GIVEN REQUEST — Quote exactly, and only, the lines from the one containing "Transcribe the text in this document." through the end of the material below. Skip pictures.

EXCERPTED RECORDS —
****
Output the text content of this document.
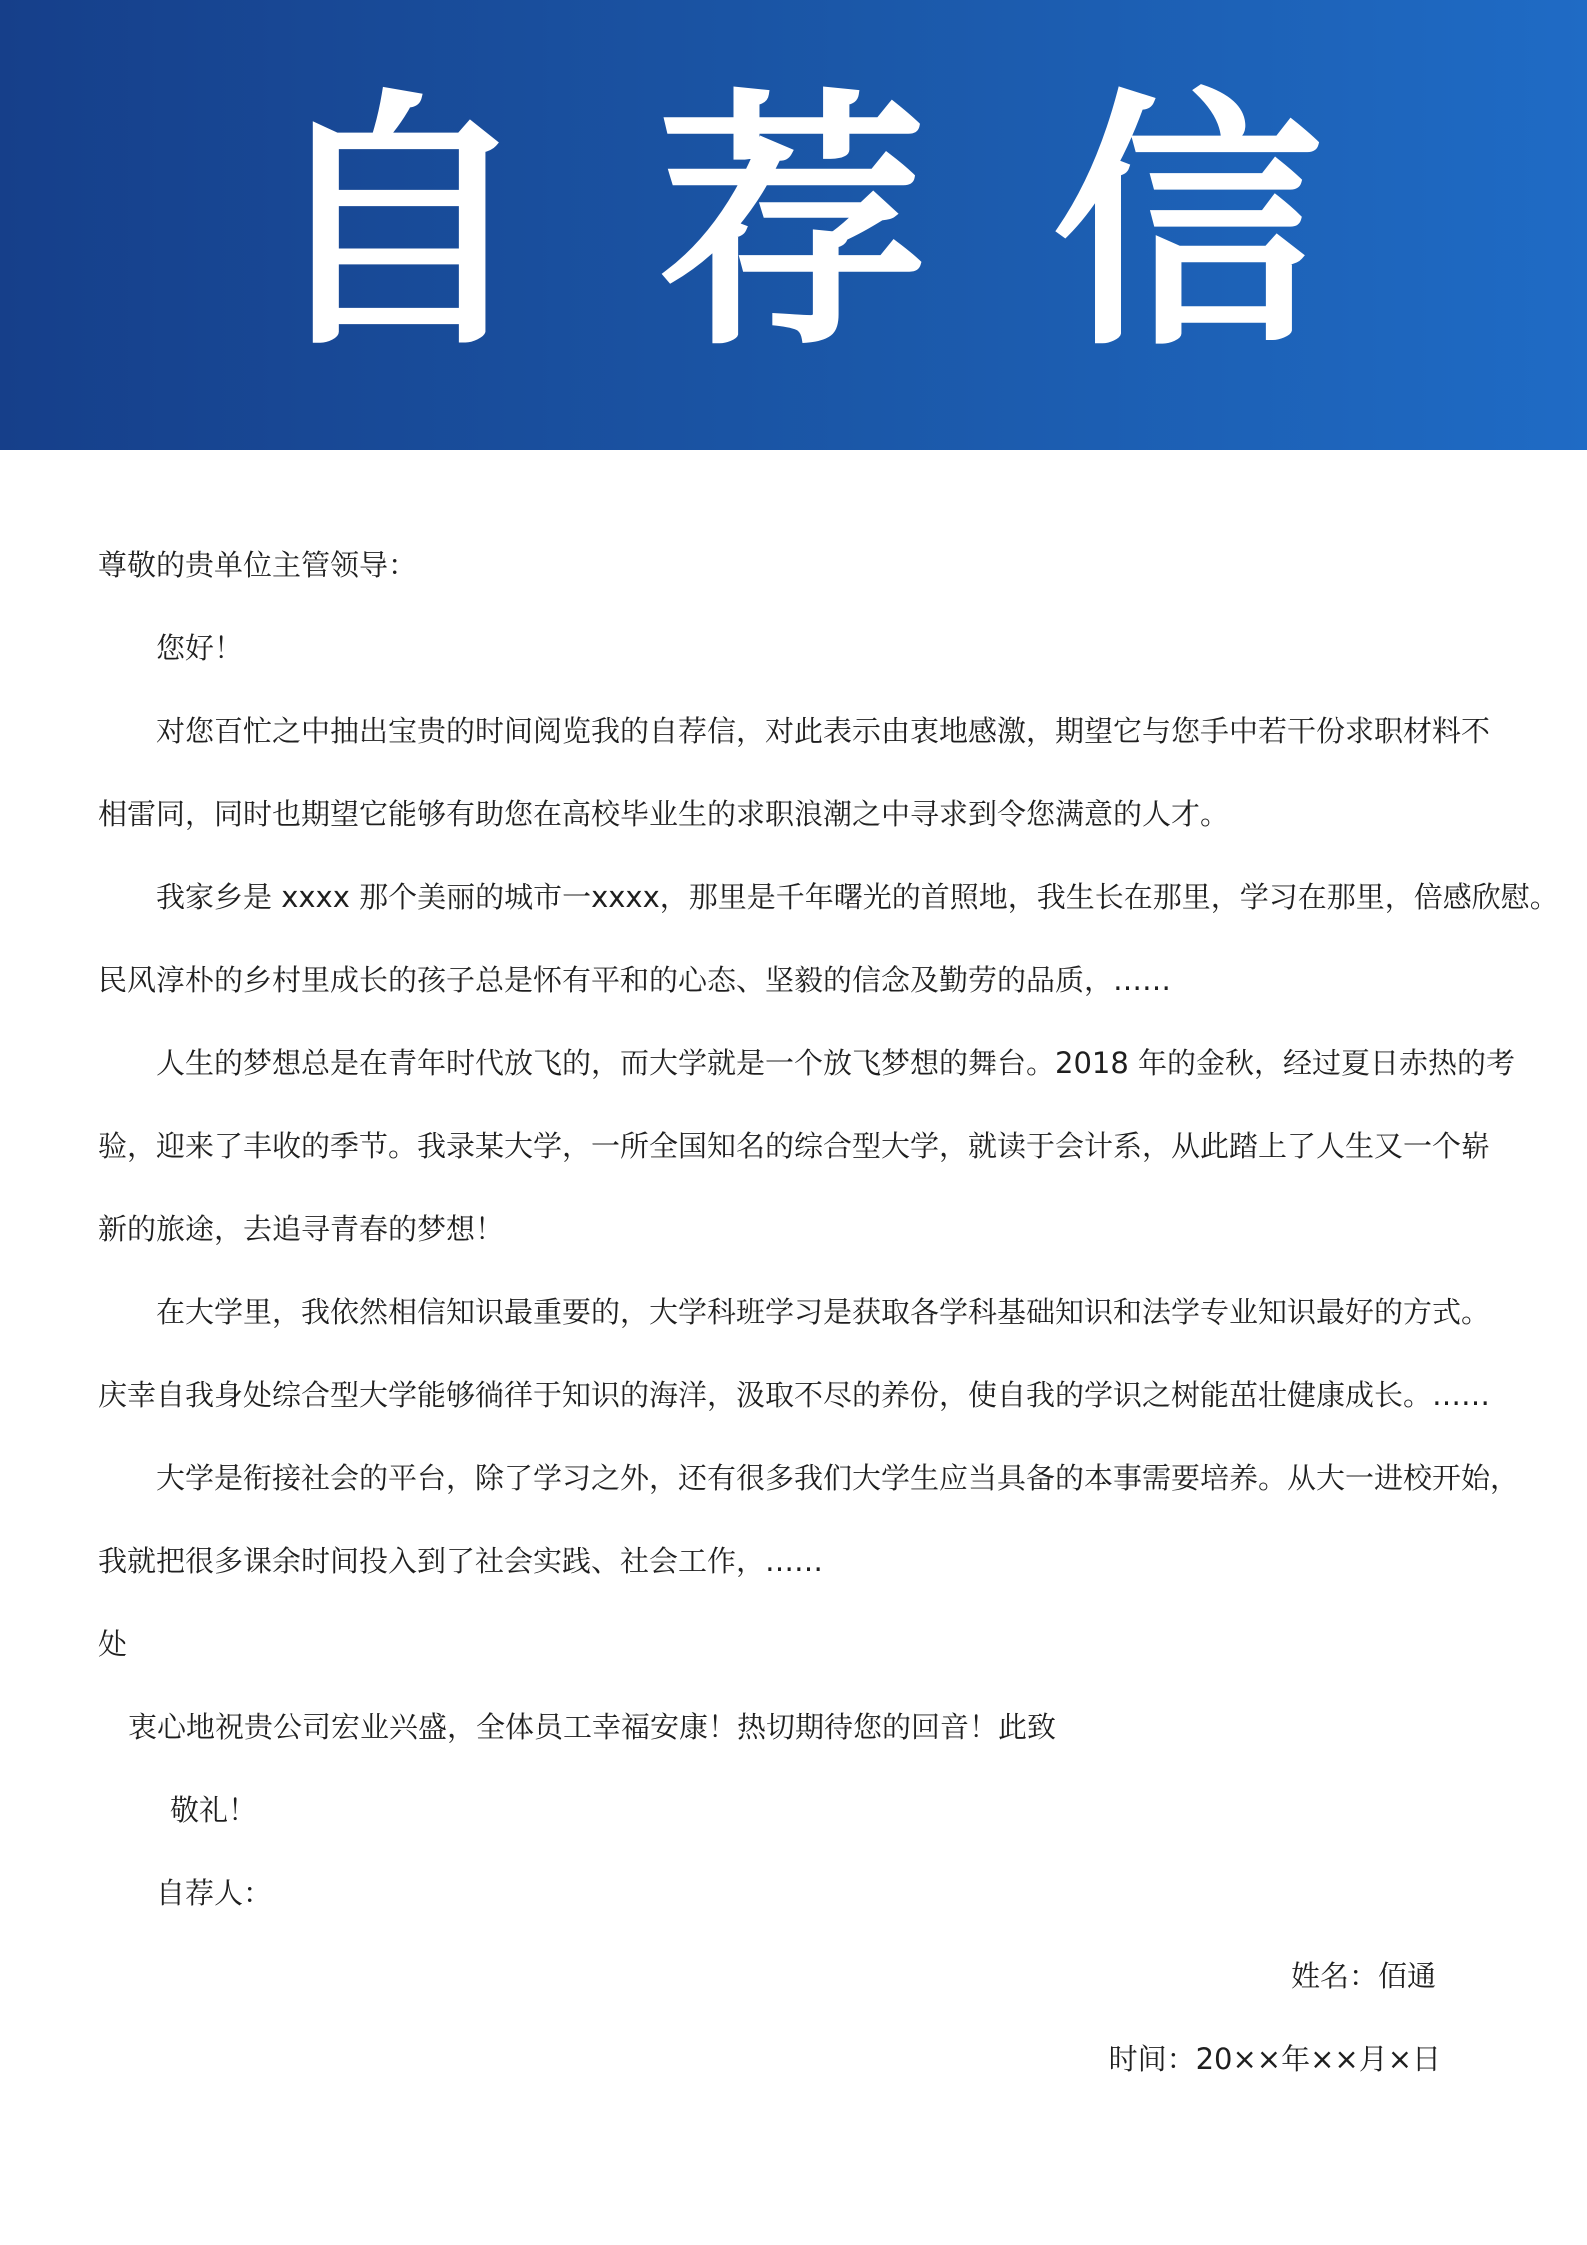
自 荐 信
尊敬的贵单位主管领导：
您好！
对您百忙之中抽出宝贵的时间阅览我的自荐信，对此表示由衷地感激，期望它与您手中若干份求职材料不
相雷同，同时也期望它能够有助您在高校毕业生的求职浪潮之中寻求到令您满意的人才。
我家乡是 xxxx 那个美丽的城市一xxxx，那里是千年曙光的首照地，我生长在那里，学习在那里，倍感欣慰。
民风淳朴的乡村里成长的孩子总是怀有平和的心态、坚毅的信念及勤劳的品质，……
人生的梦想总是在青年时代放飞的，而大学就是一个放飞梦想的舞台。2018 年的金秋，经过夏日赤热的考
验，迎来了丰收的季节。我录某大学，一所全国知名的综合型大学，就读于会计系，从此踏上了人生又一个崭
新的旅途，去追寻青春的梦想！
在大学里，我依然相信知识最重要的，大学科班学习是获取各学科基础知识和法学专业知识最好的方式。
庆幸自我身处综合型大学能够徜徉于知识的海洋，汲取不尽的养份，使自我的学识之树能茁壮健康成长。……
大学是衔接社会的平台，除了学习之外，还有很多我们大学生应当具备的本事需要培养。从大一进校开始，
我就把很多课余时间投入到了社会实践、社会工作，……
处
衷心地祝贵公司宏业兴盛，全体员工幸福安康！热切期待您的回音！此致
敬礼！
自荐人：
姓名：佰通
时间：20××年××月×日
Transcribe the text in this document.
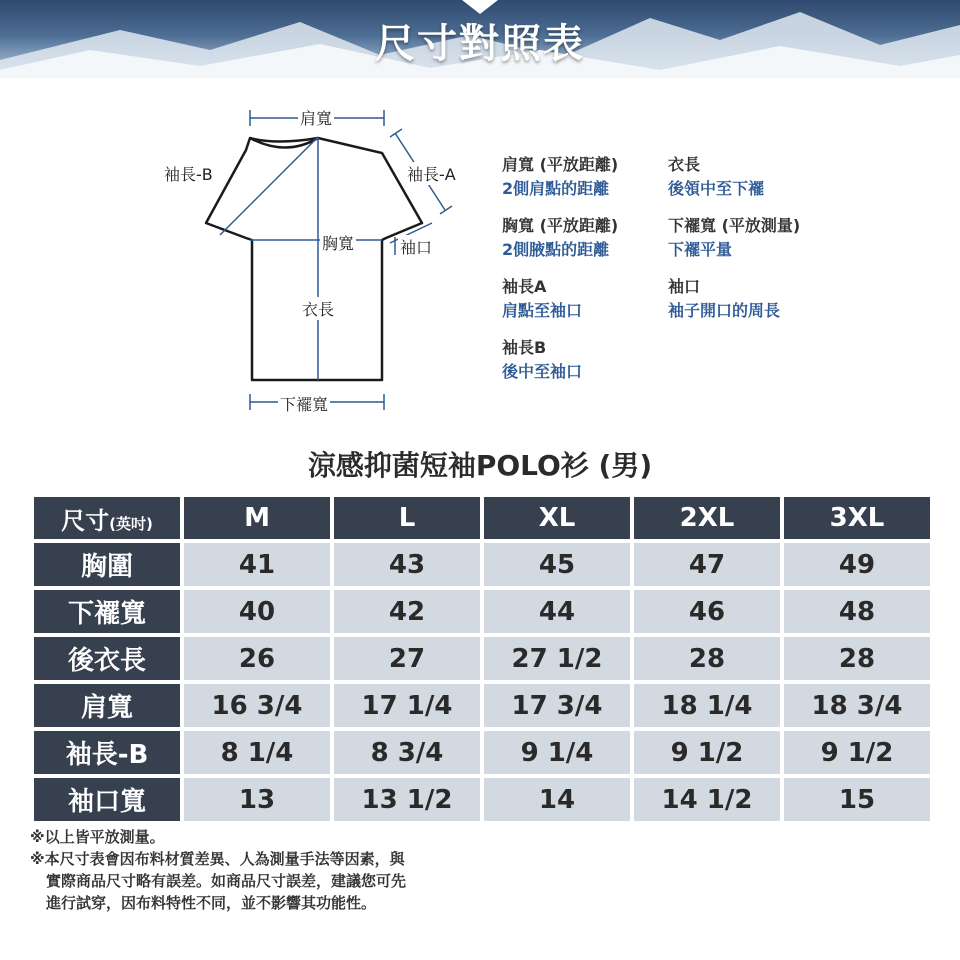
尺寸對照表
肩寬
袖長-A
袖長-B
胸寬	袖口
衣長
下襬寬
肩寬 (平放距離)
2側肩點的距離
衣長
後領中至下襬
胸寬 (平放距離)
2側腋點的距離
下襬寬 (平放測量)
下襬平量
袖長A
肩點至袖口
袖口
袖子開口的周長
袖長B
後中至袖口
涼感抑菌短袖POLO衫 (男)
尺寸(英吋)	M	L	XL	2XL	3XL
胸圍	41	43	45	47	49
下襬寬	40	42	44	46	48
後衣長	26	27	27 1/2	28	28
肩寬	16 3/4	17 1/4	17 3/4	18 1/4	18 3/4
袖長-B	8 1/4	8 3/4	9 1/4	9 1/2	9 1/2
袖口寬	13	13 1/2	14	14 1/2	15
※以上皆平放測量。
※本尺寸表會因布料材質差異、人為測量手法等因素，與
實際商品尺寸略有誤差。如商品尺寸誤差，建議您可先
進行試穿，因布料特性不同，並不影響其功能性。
****
OUTPUT FOR THIS TASK —
Transcribe the text in this document.
尺寸對照表
肩寬
袖長-A
袖長-B
胸寬	袖口
衣長
下襬寬
肩寬 (平放距離)
2側肩點的距離
衣長
後領中至下襬
胸寬 (平放距離)
2側腋點的距離
下襬寬 (平放測量)
下襬平量
袖長A
肩點至袖口
袖口
袖子開口的周長
袖長B
後中至袖口
涼感抑菌短袖POLO衫 (男)
尺寸(英吋)	M	L	XL	2XL	3XL
胸圍	41	43	45	47	49
下襬寬	40	42	44	46	48
後衣長	26	27	27 1/2	28	28
肩寬	16 3/4	17 1/4	17 3/4	18 1/4	18 3/4
袖長-B	8 1/4	8 3/4	9 1/4	9 1/2	9 1/2
袖口寬	13	13 1/2	14	14 1/2	15
※以上皆平放測量。
※本尺寸表會因布料材質差異、人為測量手法等因素，與
實際商品尺寸略有誤差。如商品尺寸誤差，建議您可先
進行試穿，因布料特性不同，並不影響其功能性。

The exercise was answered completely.